Find each line with the word "peak" and copy it.

***** Input for this task

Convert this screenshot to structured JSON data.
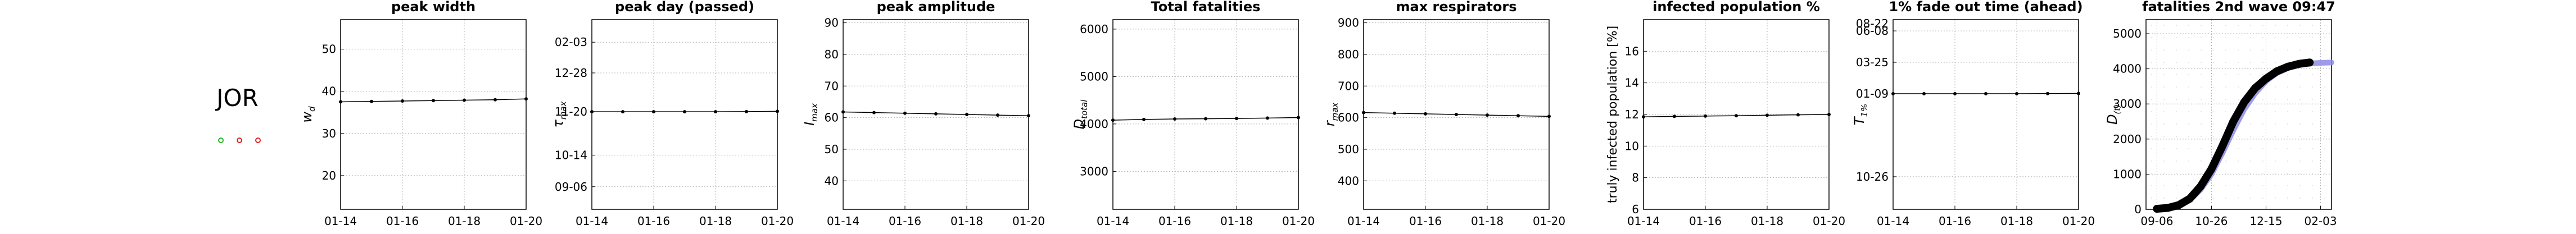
{
  "country": "JOR",
  "status_dots": [
    "#22bb22",
    "#dd2222",
    "#dd2222"
  ],
  "chart_data": [
    {
      "type": "line",
      "title": "peak width",
      "ylabel_tex": [
        "w",
        "d"
      ],
      "x": [
        "01-14",
        "01-15",
        "01-16",
        "01-17",
        "01-18",
        "01-19",
        "01-20"
      ],
      "xticks": [
        "01-14",
        "01-16",
        "01-18",
        "01-20"
      ],
      "values": [
        37.5,
        37.6,
        37.7,
        37.8,
        37.9,
        38.0,
        38.2
      ],
      "ylim": [
        12,
        57
      ],
      "yticks": [
        20,
        30,
        40,
        50
      ],
      "yticklabels": [
        "20",
        "30",
        "40",
        "50"
      ],
      "grid": true
    },
    {
      "type": "line",
      "title": "peak day (passed)",
      "ylabel_tex": [
        "τ",
        "max"
      ],
      "x": [
        "01-14",
        "01-15",
        "01-16",
        "01-17",
        "01-18",
        "01-19",
        "01-20"
      ],
      "xticks": [
        "01-14",
        "01-16",
        "01-18",
        "01-20"
      ],
      "values": [
        108,
        108,
        108,
        108,
        108,
        108.2,
        108.5
      ],
      "ylim": [
        0,
        210
      ],
      "yticks": [
        25,
        60,
        108,
        151,
        185
      ],
      "yticklabels": [
        "09-06",
        "10-14",
        "11-20",
        "12-28",
        "02-03"
      ],
      "grid": true
    },
    {
      "type": "line",
      "title": "peak amplitude",
      "ylabel_tex": [
        "I",
        "max"
      ],
      "x": [
        "01-14",
        "01-15",
        "01-16",
        "01-17",
        "01-18",
        "01-19",
        "01-20"
      ],
      "xticks": [
        "01-14",
        "01-16",
        "01-18",
        "01-20"
      ],
      "values": [
        61.8,
        61.6,
        61.4,
        61.2,
        61.0,
        60.8,
        60.6
      ],
      "ylim": [
        31,
        91
      ],
      "yticks": [
        40,
        50,
        60,
        70,
        80,
        90
      ],
      "yticklabels": [
        "40",
        "50",
        "60",
        "70",
        "80",
        "90"
      ],
      "grid": true
    },
    {
      "type": "line",
      "title": "Total fatalities",
      "ylabel_tex": [
        "D",
        "total"
      ],
      "x": [
        "01-14",
        "01-15",
        "01-16",
        "01-17",
        "01-18",
        "01-19",
        "01-20"
      ],
      "xticks": [
        "01-14",
        "01-16",
        "01-18",
        "01-20"
      ],
      "values": [
        4080,
        4095,
        4105,
        4110,
        4115,
        4125,
        4135
      ],
      "ylim": [
        2200,
        6200
      ],
      "yticks": [
        3000,
        4000,
        5000,
        6000
      ],
      "yticklabels": [
        "3000",
        "4000",
        "5000",
        "6000"
      ],
      "grid": true
    },
    {
      "type": "line",
      "title": "max respirators",
      "ylabel_tex": [
        "r",
        "max"
      ],
      "x": [
        "01-14",
        "01-15",
        "01-16",
        "01-17",
        "01-18",
        "01-19",
        "01-20"
      ],
      "xticks": [
        "01-14",
        "01-16",
        "01-18",
        "01-20"
      ],
      "values": [
        616,
        614,
        612,
        610,
        608,
        606,
        604
      ],
      "ylim": [
        310,
        910
      ],
      "yticks": [
        400,
        500,
        600,
        700,
        800,
        900
      ],
      "yticklabels": [
        "400",
        "500",
        "600",
        "700",
        "800",
        "900"
      ],
      "grid": true
    },
    {
      "type": "line",
      "title": "infected population %",
      "ylabel": "truly infected population [%]",
      "x": [
        "01-14",
        "01-15",
        "01-16",
        "01-17",
        "01-18",
        "01-19",
        "01-20"
      ],
      "xticks": [
        "01-14",
        "01-16",
        "01-18",
        "01-20"
      ],
      "values": [
        11.85,
        11.88,
        11.9,
        11.92,
        11.95,
        11.98,
        12.0
      ],
      "ylim": [
        6,
        18
      ],
      "yticks": [
        6,
        8,
        10,
        12,
        14,
        16
      ],
      "yticklabels": [
        "6",
        "8",
        "10",
        "12",
        "14",
        "16"
      ],
      "grid": true
    },
    {
      "type": "line",
      "title": "1% fade out time (ahead)",
      "ylabel_tex": [
        "T",
        "1%"
      ],
      "x": [
        "01-14",
        "01-15",
        "01-16",
        "01-17",
        "01-18",
        "01-19",
        "01-20"
      ],
      "xticks": [
        "01-14",
        "01-16",
        "01-18",
        "01-20"
      ],
      "values": [
        195,
        195,
        195,
        195,
        195,
        195.3,
        195.5
      ],
      "ylim": [
        0,
        320
      ],
      "yticks": [
        55,
        195,
        248,
        301
      ],
      "yticklabels": [
        "10-26",
        "01-09",
        "03-25",
        "06-08"
      ],
      "extra_ytick": {
        "value": 320,
        "label": "08-22"
      },
      "grid": true
    },
    {
      "type": "line",
      "title": "fatalities 2nd wave 09:47",
      "ylabel_tex": [
        "D",
        "(t)"
      ],
      "xticks_days": [
        0,
        50,
        100,
        150
      ],
      "xticks": [
        "09-06",
        "10-26",
        "12-15",
        "02-03"
      ],
      "xlim": [
        -10,
        160
      ],
      "ylim": [
        0,
        5400
      ],
      "yticks": [
        0,
        1000,
        2000,
        3000,
        4000,
        5000
      ],
      "yticklabels": [
        "0",
        "1000",
        "2000",
        "3000",
        "4000",
        "5000"
      ],
      "series": [
        {
          "role": "model",
          "color": "#8c8ce6",
          "x": [
            0,
            10,
            20,
            30,
            40,
            50,
            60,
            70,
            80,
            90,
            100,
            110,
            120,
            130,
            140,
            150,
            160
          ],
          "y": [
            10,
            30,
            100,
            260,
            560,
            1000,
            1600,
            2250,
            2850,
            3300,
            3650,
            3880,
            4020,
            4100,
            4150,
            4170,
            4180
          ]
        },
        {
          "role": "observed",
          "color": "#000000",
          "x": [
            0,
            10,
            20,
            30,
            40,
            50,
            60,
            70,
            80,
            90,
            100,
            110,
            120,
            130,
            140
          ],
          "y": [
            15,
            40,
            120,
            300,
            650,
            1150,
            1800,
            2500,
            3050,
            3450,
            3720,
            3930,
            4060,
            4140,
            4180
          ]
        }
      ],
      "grid": true
    }
  ]
}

**********

Exercise answer.
      "title": "peak width",
      "title": "peak day (passed)",
      "title": "peak amplitude",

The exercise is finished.